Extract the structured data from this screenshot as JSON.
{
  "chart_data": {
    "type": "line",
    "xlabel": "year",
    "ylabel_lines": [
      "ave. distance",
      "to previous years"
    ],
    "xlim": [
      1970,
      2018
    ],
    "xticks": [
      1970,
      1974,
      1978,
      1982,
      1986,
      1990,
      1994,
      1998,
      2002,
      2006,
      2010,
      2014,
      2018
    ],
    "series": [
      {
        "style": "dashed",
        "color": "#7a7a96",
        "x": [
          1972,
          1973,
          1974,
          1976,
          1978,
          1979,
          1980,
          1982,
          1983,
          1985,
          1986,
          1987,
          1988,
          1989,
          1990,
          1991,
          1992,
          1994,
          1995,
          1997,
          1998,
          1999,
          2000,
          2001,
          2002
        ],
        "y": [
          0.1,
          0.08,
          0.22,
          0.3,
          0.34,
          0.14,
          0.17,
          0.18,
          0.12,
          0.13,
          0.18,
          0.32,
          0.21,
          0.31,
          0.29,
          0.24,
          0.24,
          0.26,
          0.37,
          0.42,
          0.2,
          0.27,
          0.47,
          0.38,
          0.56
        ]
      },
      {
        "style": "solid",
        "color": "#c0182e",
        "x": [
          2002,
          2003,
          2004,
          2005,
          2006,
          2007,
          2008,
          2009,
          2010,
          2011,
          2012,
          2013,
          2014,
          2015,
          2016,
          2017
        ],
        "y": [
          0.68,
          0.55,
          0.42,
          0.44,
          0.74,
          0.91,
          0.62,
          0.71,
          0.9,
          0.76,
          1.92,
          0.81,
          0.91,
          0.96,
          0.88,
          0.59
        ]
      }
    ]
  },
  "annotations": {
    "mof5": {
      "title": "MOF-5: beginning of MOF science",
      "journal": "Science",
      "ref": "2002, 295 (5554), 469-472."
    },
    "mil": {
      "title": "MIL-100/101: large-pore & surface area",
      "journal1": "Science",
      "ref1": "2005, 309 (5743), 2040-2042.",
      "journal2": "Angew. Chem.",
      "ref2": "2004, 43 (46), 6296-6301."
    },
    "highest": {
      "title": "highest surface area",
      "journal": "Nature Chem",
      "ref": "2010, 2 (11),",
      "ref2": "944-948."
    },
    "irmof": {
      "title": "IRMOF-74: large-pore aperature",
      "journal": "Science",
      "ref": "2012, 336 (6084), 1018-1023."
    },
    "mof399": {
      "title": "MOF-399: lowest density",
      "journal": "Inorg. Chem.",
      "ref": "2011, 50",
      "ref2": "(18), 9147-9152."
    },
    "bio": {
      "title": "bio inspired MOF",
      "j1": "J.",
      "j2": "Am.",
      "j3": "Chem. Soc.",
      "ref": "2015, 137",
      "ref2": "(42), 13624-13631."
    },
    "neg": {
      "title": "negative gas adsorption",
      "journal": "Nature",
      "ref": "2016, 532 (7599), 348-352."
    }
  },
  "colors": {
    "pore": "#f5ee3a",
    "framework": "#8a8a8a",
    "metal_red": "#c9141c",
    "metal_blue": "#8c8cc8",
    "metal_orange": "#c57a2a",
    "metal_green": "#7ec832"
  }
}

INSTRUCTION » Using the listing above, pull out all lines that hold the word "large".

TASK RESPONSE »
      "title": "MIL-100/101: large-pore & surface area",
      "title": "IRMOF-74: large-pore aperature",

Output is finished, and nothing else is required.